Material supplied:
--- Begin ---

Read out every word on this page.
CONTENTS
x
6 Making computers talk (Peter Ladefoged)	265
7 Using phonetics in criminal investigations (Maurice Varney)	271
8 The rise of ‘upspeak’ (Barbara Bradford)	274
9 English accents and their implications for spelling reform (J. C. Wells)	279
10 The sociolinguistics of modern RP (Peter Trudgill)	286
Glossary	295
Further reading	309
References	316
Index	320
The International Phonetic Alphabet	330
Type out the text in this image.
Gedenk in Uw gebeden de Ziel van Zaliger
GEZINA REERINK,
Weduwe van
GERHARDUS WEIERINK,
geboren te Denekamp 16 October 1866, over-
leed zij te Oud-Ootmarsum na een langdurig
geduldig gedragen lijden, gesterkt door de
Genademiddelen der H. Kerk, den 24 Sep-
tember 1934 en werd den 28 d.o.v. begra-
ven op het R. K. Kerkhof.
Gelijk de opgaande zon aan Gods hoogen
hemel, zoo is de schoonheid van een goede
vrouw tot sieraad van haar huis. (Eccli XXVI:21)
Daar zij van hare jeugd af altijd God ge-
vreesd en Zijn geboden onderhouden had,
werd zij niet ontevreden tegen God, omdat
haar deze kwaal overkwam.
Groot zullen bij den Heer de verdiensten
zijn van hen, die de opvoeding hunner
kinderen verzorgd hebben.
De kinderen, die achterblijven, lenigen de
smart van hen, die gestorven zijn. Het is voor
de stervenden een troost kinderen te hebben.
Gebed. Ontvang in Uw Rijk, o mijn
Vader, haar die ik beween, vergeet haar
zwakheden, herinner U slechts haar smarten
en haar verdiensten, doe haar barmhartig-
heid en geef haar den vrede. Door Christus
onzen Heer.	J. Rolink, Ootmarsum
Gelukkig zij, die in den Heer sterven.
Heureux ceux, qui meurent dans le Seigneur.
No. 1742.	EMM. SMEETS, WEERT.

--- End ---

Problem requirements: Which lines include the word "Peter"? List them all.

Written solution:
6 Making computers talk (Peter Ladefoged)	265
10 The sociolinguistics of modern RP (Peter Trudgill)	286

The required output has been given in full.